• _Stated goal_
Word for word, quote all of the material, omitting the pictures.

• _Material for the task_
━━━

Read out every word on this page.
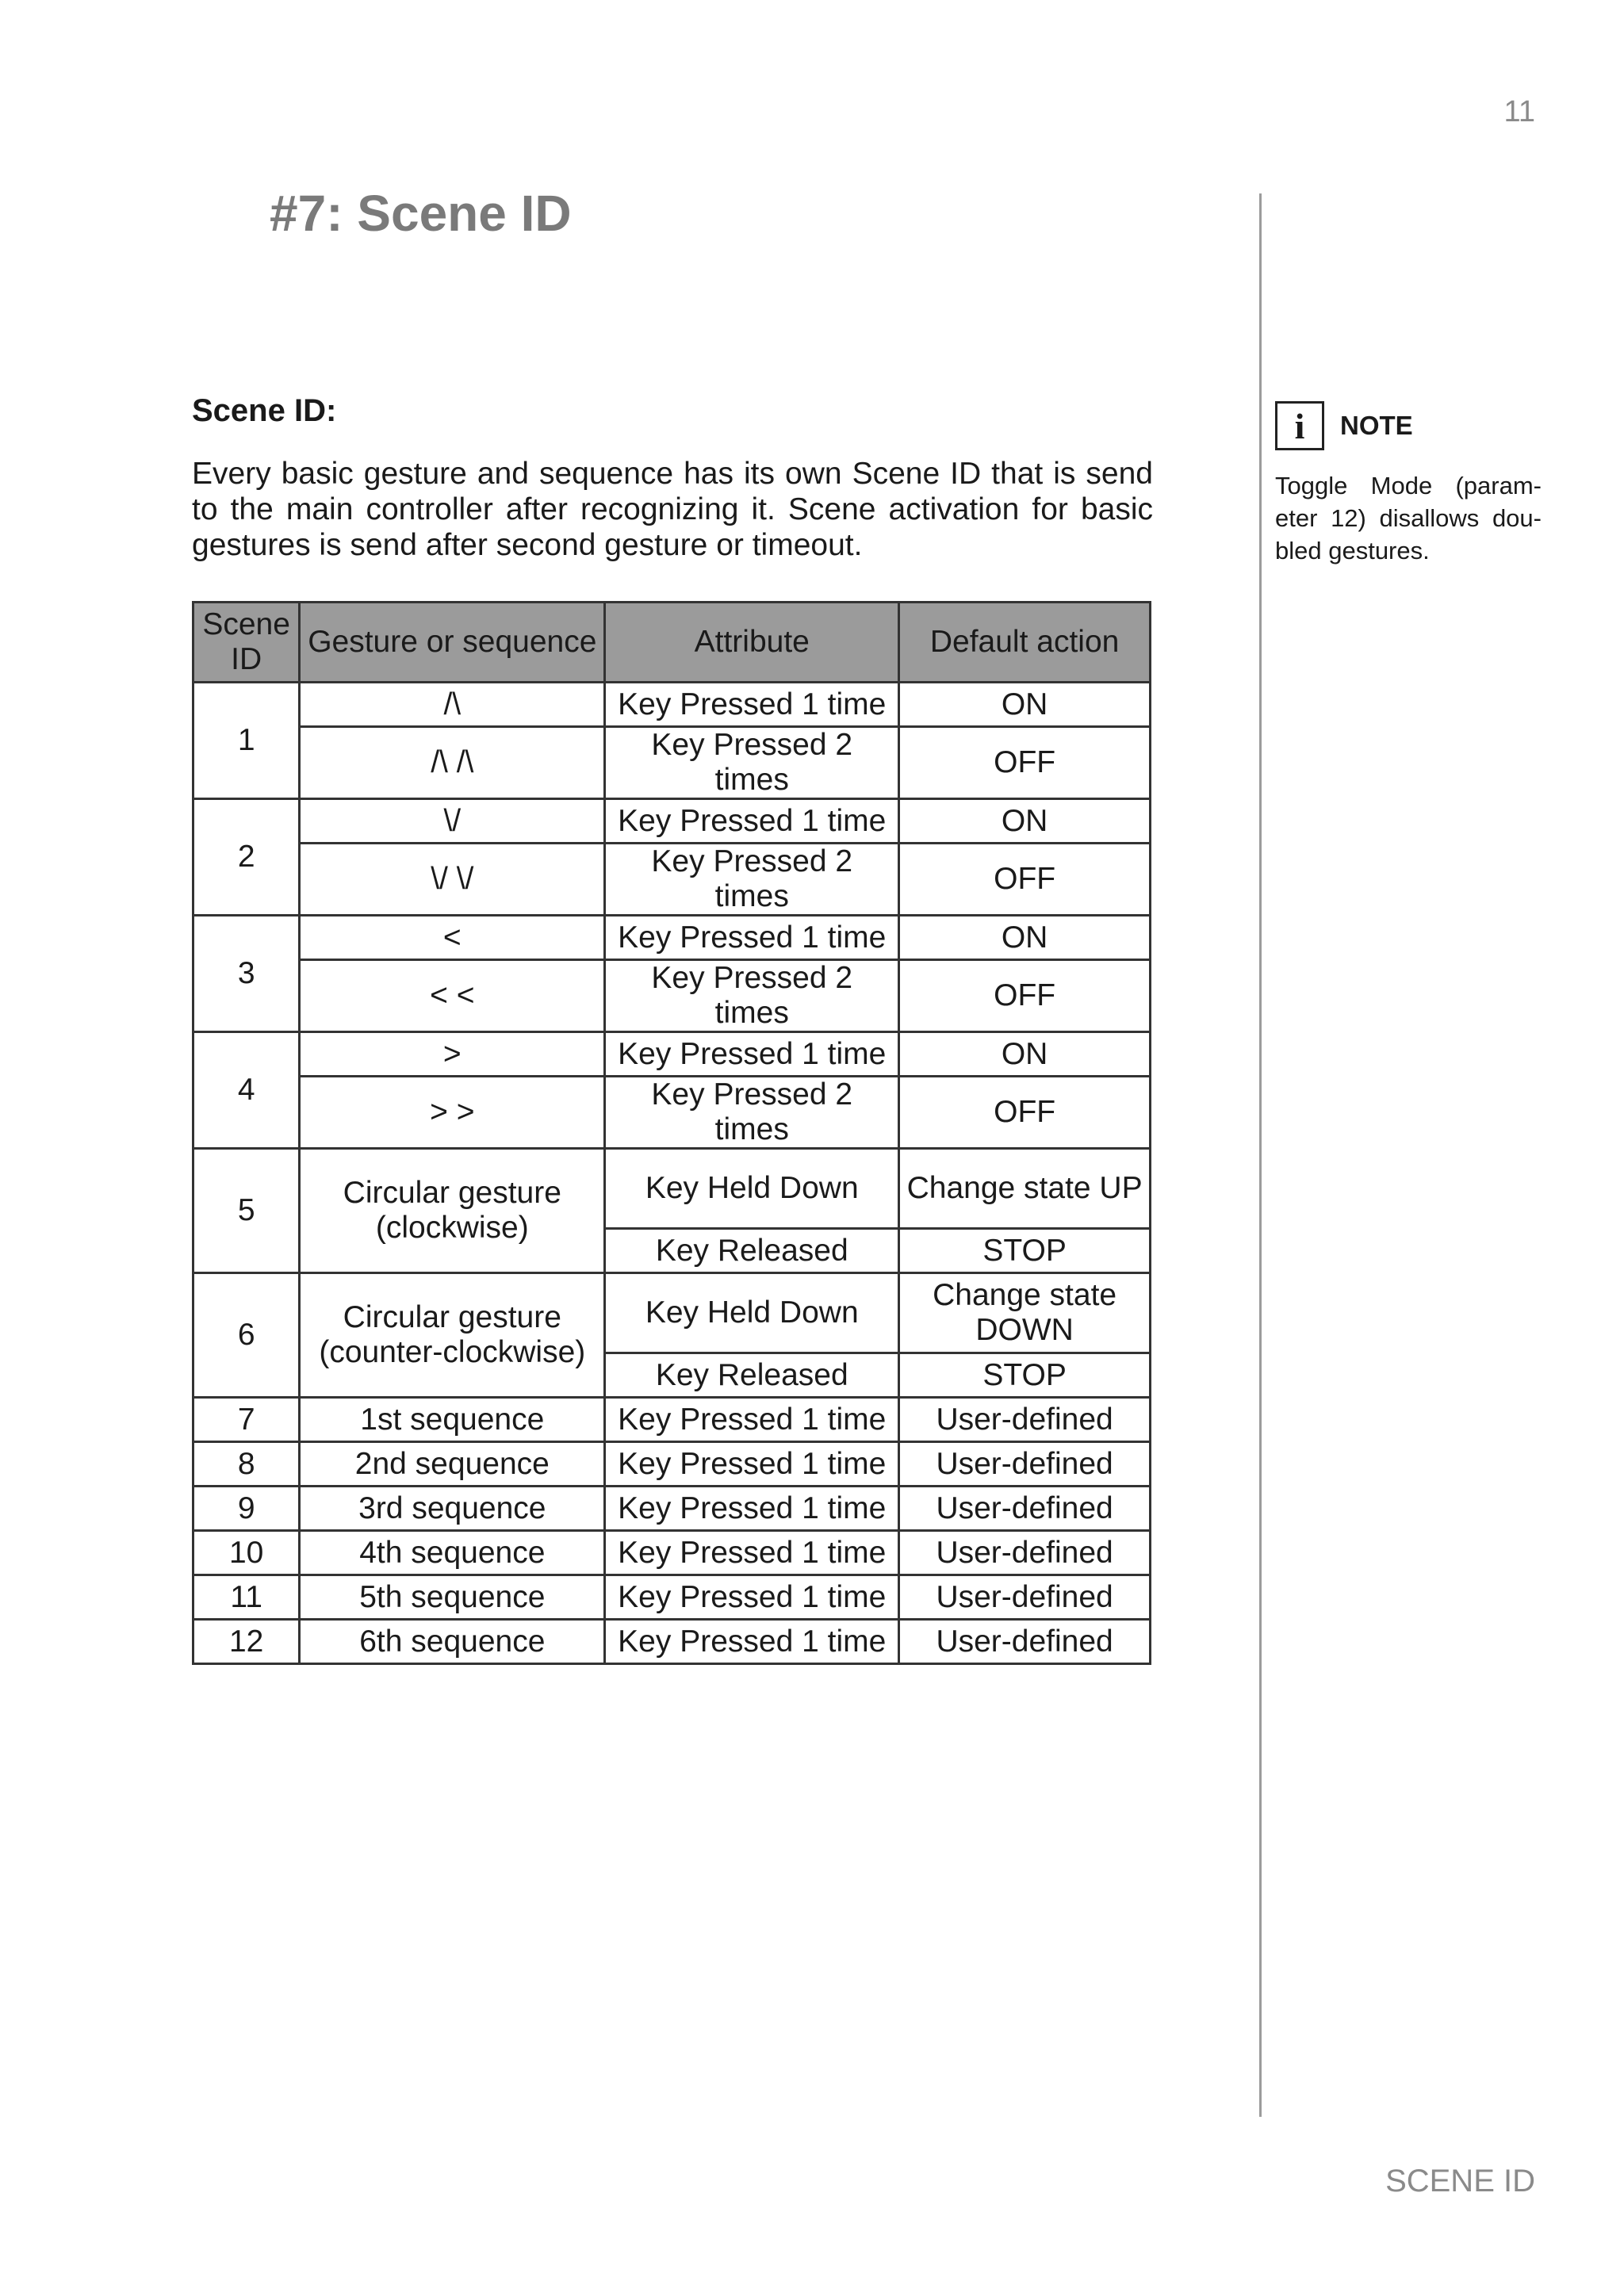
11
#7: Scene ID
Scene ID:

Every basic gesture and sequence has its own Scene ID that is send to the main controller after recognizing it. Scene activation for basic gestures is send after second gesture or timeout.

Scene ID	Gesture or sequence	Attribute	Default action
1	/\	Key Pressed 1 time	ON
	/\ /\	Key Pressed 2 times	OFF
2	\/	Key Pressed 1 time	ON
	\/ \/	Key Pressed 2 times	OFF
3	<	Key Pressed 1 time	ON
	< <	Key Pressed 2 times	OFF
4	>	Key Pressed 1 time	ON
	> >	Key Pressed 2 times	OFF
5	Circular gesture (clockwise)	Key Held Down	Change state UP
		Key Released	STOP
6	Circular gesture (counter-clockwise)	Key Held Down	Change state DOWN
		Key Released	STOP
7	1st sequence	Key Pressed 1 time	User-defined
8	2nd sequence	Key Pressed 1 time	User-defined
9	3rd sequence	Key Pressed 1 time	User-defined
10	4th sequence	Key Pressed 1 time	User-defined
11	5th sequence	Key Pressed 1 time	User-defined
12	6th sequence	Key Pressed 1 time	User-defined
i	NOTE
Toggle Mode (parameter 12) disallows doubled gestures.
SCENE ID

━━━

• _Output for this exercise_
Read out every word on this page.
11
#7: Scene ID
Scene ID:

Every basic gesture and sequence has its own Scene ID that is send to the main controller after recognizing it. Scene activation for basic gestures is send after second gesture or timeout.

Scene ID	Gesture or sequence	Attribute	Default action
1	/\	Key Pressed 1 time	ON
	/\ /\	Key Pressed 2 times	OFF
2	\/	Key Pressed 1 time	ON
	\/ \/	Key Pressed 2 times	OFF
3	<	Key Pressed 1 time	ON
	< <	Key Pressed 2 times	OFF
4	>	Key Pressed 1 time	ON
	> >	Key Pressed 2 times	OFF
5	Circular gesture (clockwise)	Key Held Down	Change state UP
		Key Released	STOP
6	Circular gesture (counter-clockwise)	Key Held Down	Change state DOWN
		Key Released	STOP
7	1st sequence	Key Pressed 1 time	User-defined
8	2nd sequence	Key Pressed 1 time	User-defined
9	3rd sequence	Key Pressed 1 time	User-defined
10	4th sequence	Key Pressed 1 time	User-defined
11	5th sequence	Key Pressed 1 time	User-defined
12	6th sequence	Key Pressed 1 time	User-defined
i	NOTE
Toggle Mode (parameter 12) disallows doubled gestures.
SCENE ID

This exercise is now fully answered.